• Exercise details: Gather all lines with the word "ГЛАВА" in them.

[Data records]
"""

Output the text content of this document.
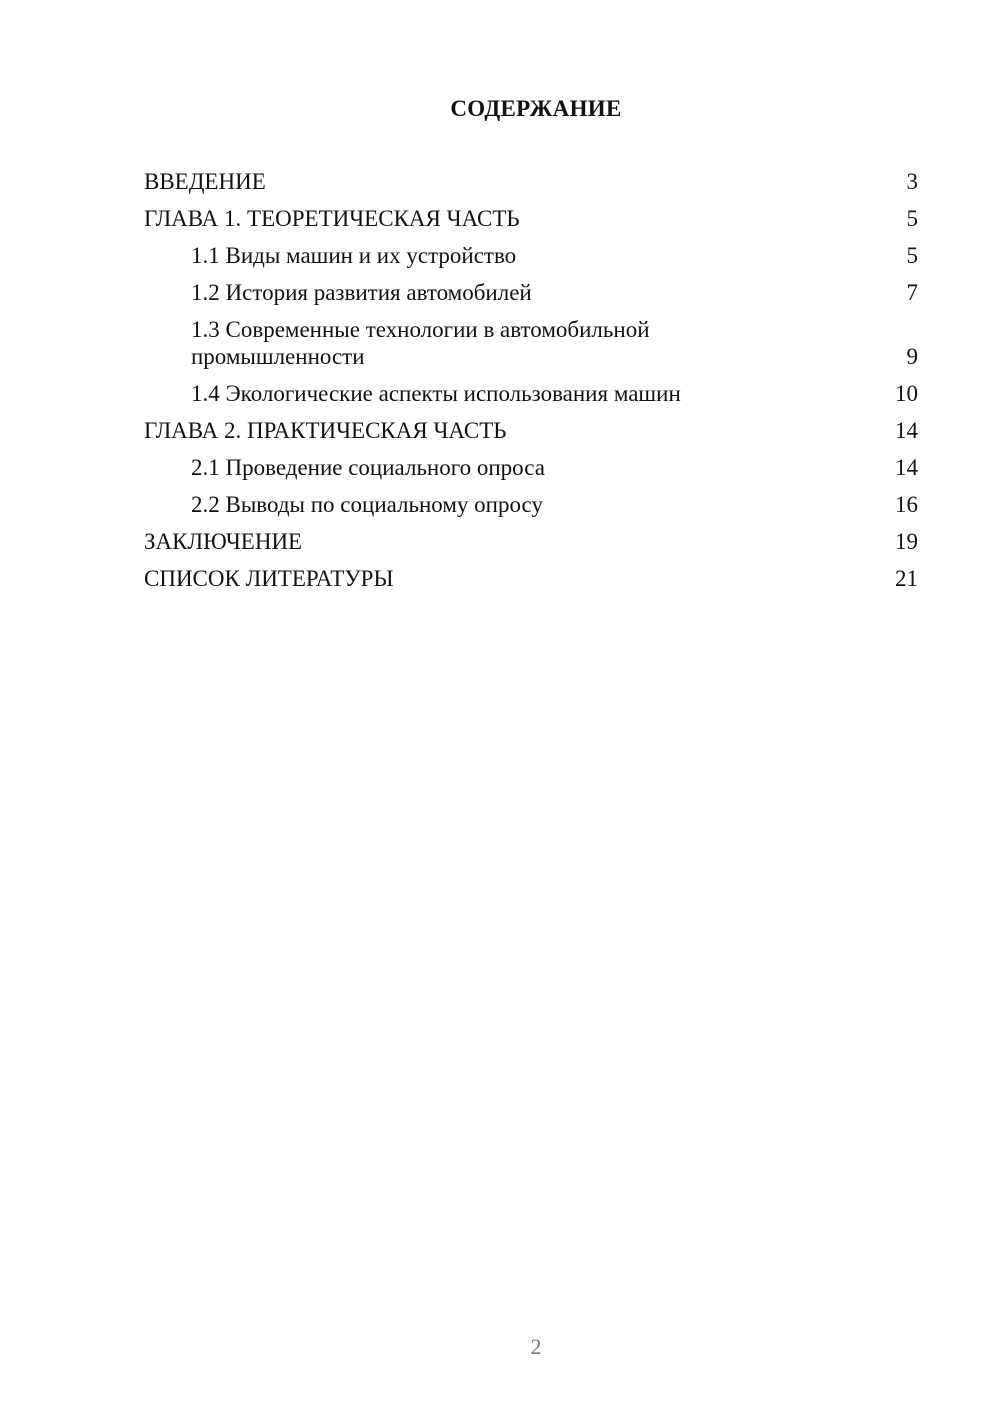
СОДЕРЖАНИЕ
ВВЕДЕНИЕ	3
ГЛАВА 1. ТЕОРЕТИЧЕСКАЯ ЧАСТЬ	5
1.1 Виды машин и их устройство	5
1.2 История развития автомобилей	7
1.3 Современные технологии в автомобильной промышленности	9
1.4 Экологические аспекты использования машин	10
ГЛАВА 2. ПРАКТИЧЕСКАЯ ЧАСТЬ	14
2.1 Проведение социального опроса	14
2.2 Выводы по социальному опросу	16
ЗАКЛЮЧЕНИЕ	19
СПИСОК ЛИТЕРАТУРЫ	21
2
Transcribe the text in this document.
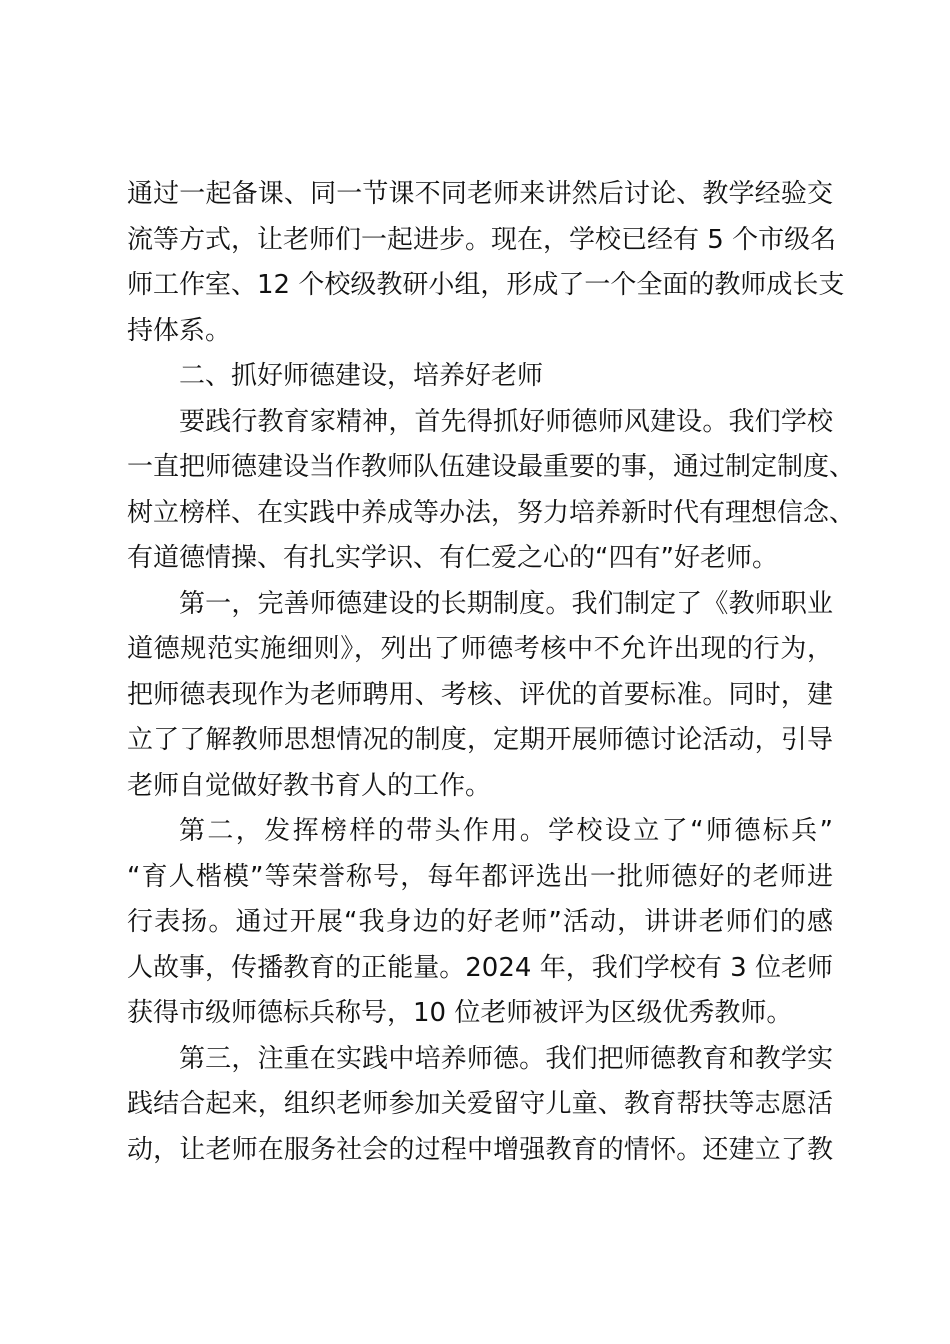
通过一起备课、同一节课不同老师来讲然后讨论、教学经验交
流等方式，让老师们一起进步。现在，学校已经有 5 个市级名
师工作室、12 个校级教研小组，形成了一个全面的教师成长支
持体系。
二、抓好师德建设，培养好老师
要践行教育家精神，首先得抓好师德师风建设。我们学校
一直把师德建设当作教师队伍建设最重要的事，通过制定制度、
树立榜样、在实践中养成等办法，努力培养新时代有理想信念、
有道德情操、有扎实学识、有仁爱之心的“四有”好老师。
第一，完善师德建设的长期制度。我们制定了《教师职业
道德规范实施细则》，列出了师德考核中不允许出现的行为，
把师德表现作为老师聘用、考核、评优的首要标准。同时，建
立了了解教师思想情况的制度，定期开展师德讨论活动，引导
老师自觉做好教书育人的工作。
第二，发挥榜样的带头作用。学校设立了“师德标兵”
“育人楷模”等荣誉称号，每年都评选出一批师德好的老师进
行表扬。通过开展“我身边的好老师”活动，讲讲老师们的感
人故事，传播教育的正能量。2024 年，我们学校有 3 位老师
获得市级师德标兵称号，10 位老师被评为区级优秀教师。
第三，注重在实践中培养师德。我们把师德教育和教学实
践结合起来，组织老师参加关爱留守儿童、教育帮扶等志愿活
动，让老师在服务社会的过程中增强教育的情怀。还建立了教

"""

• Finished answer:
ГЛАВА 1. ТЕОРЕТИЧЕСКАЯ ЧАСТЬ	5
ГЛАВА 2. ПРАКТИЧЕСКАЯ ЧАСТЬ	14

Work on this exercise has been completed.